-- START OF Given records --

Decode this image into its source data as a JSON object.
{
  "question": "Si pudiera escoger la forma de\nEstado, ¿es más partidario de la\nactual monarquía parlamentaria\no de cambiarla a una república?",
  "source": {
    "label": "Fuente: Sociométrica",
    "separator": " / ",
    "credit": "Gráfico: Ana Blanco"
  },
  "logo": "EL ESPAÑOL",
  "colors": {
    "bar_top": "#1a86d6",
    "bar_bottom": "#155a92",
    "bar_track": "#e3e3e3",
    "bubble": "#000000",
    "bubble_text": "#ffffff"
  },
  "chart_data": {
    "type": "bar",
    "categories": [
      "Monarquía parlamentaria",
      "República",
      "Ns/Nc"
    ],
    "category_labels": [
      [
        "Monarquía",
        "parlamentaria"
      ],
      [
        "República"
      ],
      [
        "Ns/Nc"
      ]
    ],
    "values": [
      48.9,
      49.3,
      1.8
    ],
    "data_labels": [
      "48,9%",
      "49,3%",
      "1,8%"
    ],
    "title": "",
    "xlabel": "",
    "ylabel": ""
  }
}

-- END OF Given records --

▶ [Exercise directions] Identify each line holding the string "parlamentaria", and copy it out.

▶ [Solution to this task]
  "question": "Si pudiera escoger la forma de\nEstado, ¿es más partidario de la\nactual monarquía parlamentaria\no de cambiarla a una república?",
      "Monarquía parlamentaria",
        "parlamentaria"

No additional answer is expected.